_Stated problem_
Select from the data all lines with the word "price".

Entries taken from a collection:

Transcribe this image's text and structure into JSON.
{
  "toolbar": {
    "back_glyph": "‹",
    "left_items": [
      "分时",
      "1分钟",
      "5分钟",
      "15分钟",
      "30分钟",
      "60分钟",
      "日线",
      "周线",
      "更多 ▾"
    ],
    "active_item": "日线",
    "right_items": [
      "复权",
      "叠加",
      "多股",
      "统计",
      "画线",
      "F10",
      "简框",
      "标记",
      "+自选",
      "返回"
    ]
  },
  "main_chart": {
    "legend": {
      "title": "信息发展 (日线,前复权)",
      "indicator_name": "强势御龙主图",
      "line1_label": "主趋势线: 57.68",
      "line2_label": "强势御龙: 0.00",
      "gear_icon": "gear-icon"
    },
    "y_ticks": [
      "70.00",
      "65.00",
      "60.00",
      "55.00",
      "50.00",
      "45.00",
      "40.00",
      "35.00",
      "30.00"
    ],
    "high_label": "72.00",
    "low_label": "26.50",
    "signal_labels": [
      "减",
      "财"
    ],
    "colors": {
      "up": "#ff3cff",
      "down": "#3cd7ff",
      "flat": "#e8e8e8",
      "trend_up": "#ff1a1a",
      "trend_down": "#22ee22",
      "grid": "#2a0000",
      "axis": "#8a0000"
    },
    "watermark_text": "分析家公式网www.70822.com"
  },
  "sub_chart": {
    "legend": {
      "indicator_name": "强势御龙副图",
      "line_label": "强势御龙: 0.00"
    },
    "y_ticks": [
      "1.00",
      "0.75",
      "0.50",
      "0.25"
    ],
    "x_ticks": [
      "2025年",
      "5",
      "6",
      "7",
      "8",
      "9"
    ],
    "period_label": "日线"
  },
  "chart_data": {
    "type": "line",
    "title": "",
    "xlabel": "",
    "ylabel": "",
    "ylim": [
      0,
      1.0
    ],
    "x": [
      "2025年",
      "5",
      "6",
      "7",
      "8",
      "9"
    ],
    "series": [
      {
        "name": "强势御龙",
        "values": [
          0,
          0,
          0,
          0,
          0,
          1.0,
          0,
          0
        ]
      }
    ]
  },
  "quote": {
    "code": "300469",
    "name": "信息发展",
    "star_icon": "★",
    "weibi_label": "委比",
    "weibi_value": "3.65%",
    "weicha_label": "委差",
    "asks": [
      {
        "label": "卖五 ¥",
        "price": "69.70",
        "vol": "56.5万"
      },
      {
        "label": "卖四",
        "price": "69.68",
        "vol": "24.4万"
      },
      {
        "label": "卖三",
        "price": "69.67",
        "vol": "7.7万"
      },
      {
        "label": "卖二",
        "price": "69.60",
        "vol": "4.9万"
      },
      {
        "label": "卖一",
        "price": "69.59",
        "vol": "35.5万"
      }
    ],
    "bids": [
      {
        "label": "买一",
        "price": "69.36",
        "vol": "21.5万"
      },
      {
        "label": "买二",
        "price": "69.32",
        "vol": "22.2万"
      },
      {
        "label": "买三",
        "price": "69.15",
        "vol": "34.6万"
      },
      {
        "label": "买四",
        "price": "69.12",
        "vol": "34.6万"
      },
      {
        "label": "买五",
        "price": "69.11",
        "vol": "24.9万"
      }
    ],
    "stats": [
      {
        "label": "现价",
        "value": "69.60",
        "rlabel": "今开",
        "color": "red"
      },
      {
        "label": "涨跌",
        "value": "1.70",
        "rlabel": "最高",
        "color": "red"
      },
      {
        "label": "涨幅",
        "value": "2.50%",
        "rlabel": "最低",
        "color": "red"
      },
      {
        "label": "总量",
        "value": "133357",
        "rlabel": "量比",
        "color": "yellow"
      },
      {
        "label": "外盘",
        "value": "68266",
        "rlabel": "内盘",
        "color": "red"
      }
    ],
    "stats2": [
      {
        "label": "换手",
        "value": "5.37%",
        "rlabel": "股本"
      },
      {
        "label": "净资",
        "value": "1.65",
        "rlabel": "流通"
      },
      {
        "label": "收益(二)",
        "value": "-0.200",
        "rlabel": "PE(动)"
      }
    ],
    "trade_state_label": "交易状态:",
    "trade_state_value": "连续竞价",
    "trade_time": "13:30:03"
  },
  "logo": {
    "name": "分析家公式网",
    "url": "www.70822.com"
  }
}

_Task solution_
        "price": "69.70",
        "price": "69.68",
        "price": "69.67",
        "price": "69.60",
        "price": "69.59",
        "price": "69.36",
        "price": "69.32",
        "price": "69.15",
        "price": "69.12",
        "price": "69.11",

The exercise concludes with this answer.